## Begin
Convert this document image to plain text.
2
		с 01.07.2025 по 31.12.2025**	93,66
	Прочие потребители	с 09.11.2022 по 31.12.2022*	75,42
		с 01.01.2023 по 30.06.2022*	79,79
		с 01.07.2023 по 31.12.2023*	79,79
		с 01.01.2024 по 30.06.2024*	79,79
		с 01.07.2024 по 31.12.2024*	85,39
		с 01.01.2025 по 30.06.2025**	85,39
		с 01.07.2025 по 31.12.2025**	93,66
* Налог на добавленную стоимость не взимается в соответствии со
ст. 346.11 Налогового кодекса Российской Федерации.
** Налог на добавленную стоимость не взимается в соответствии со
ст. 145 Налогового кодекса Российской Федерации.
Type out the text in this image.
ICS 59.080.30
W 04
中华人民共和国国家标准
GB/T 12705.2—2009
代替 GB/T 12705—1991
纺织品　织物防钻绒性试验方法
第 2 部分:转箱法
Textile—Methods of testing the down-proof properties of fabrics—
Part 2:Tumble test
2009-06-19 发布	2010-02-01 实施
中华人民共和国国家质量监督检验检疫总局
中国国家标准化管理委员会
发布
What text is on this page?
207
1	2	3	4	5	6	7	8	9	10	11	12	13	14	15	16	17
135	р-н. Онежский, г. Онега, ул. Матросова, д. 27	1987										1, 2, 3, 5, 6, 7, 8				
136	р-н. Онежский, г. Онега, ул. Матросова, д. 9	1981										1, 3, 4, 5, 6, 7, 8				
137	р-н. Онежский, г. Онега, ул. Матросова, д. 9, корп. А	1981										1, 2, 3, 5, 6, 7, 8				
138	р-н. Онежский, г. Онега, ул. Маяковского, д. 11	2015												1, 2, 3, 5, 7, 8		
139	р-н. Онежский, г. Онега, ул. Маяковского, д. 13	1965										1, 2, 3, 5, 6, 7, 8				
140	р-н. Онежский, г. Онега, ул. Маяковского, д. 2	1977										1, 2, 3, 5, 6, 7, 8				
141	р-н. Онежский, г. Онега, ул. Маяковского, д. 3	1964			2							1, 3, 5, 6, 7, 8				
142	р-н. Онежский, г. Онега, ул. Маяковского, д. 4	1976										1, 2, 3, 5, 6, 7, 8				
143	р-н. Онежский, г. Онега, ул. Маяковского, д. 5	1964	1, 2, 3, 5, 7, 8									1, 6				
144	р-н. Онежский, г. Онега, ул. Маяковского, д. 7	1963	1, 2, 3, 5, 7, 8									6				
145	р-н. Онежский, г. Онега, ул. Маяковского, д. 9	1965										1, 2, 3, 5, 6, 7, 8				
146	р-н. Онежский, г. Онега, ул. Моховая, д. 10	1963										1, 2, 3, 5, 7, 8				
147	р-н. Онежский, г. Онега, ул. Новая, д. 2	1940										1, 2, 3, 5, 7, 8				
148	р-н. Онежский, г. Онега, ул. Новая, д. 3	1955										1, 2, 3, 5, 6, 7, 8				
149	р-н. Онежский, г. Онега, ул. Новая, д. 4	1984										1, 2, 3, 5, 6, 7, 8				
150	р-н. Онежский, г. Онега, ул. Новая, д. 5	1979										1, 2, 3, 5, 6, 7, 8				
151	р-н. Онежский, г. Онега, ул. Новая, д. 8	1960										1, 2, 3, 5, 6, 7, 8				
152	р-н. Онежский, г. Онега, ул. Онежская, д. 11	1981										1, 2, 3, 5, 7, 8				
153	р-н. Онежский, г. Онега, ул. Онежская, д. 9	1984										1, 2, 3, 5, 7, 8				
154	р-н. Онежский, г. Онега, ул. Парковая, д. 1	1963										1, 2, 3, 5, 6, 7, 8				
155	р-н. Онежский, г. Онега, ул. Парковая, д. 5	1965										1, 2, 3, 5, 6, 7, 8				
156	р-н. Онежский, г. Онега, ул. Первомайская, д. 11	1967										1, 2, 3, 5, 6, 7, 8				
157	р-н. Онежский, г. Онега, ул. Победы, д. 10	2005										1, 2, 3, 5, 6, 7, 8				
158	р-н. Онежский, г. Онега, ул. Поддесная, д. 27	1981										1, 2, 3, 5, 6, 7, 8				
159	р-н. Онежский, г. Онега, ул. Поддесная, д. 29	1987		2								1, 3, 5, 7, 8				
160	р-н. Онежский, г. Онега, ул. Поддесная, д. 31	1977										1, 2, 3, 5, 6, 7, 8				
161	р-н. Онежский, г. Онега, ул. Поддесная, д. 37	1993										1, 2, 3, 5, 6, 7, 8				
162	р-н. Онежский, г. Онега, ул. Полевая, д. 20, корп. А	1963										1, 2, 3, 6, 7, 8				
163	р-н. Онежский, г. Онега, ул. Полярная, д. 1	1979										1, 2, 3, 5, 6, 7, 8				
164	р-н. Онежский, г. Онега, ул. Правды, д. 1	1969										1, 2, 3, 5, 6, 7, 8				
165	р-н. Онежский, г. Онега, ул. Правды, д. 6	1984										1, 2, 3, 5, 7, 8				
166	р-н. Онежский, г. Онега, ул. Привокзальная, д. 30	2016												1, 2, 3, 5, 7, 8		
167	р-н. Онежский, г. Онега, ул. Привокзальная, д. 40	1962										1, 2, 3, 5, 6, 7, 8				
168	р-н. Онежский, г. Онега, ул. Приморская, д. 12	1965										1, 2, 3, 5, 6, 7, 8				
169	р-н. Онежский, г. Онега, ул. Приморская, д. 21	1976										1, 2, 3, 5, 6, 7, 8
## End
TASK STATEMENT: Copy each line of the listing that contains the string "взимается".

WRITTEN ANSWER:
* Налог на добавленную стоимость не взимается в соответствии со
** Налог на добавленную стоимость не взимается в соответствии со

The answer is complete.